◆ Problem to solve: Everything from the line that contains "Type out the text in this image." through the final line of the records should be written out exactly, and nothing outside that span.

◆ The data:
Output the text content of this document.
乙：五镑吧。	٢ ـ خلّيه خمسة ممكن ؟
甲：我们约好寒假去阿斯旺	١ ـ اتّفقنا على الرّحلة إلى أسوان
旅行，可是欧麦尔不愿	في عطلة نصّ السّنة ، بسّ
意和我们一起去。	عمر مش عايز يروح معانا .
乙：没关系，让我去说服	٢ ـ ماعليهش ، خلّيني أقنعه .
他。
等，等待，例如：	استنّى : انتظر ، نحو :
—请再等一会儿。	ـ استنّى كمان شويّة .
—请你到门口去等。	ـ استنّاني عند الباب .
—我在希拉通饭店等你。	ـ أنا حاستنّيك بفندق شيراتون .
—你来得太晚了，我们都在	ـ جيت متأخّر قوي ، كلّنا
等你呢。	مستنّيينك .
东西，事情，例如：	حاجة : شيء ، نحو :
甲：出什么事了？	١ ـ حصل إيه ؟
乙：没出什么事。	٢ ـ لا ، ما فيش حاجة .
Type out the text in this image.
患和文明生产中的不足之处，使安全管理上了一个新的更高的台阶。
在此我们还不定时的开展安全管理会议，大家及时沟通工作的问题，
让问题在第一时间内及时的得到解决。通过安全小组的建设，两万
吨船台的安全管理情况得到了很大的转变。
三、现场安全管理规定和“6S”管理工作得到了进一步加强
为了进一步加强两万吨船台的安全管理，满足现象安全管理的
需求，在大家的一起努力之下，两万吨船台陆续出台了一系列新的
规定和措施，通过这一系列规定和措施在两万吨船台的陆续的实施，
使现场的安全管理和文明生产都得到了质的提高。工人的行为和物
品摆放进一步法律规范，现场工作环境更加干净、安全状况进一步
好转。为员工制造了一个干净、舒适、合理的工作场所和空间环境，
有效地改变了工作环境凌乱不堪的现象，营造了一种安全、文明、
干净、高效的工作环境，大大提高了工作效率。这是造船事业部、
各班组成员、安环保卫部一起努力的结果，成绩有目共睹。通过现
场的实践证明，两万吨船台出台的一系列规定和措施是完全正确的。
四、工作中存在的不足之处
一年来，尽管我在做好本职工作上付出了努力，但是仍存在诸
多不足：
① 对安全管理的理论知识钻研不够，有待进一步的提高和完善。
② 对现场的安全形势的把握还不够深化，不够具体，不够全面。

◆ Response to this exercise:
Type out the text in this image.
患和文明生产中的不足之处，使安全管理上了一个新的更高的台阶。
在此我们还不定时的开展安全管理会议，大家及时沟通工作的问题，
让问题在第一时间内及时的得到解决。通过安全小组的建设，两万
吨船台的安全管理情况得到了很大的转变。
三、现场安全管理规定和“6S”管理工作得到了进一步加强
为了进一步加强两万吨船台的安全管理，满足现象安全管理的
需求，在大家的一起努力之下，两万吨船台陆续出台了一系列新的
规定和措施，通过这一系列规定和措施在两万吨船台的陆续的实施，
使现场的安全管理和文明生产都得到了质的提高。工人的行为和物
品摆放进一步法律规范，现场工作环境更加干净、安全状况进一步
好转。为员工制造了一个干净、舒适、合理的工作场所和空间环境，
有效地改变了工作环境凌乱不堪的现象，营造了一种安全、文明、
干净、高效的工作环境，大大提高了工作效率。这是造船事业部、
各班组成员、安环保卫部一起努力的结果，成绩有目共睹。通过现
场的实践证明，两万吨船台出台的一系列规定和措施是完全正确的。
四、工作中存在的不足之处
一年来，尽管我在做好本职工作上付出了努力，但是仍存在诸
多不足：
① 对安全管理的理论知识钻研不够，有待进一步的提高和完善。
② 对现场的安全形势的把握还不够深化，不够具体，不够全面。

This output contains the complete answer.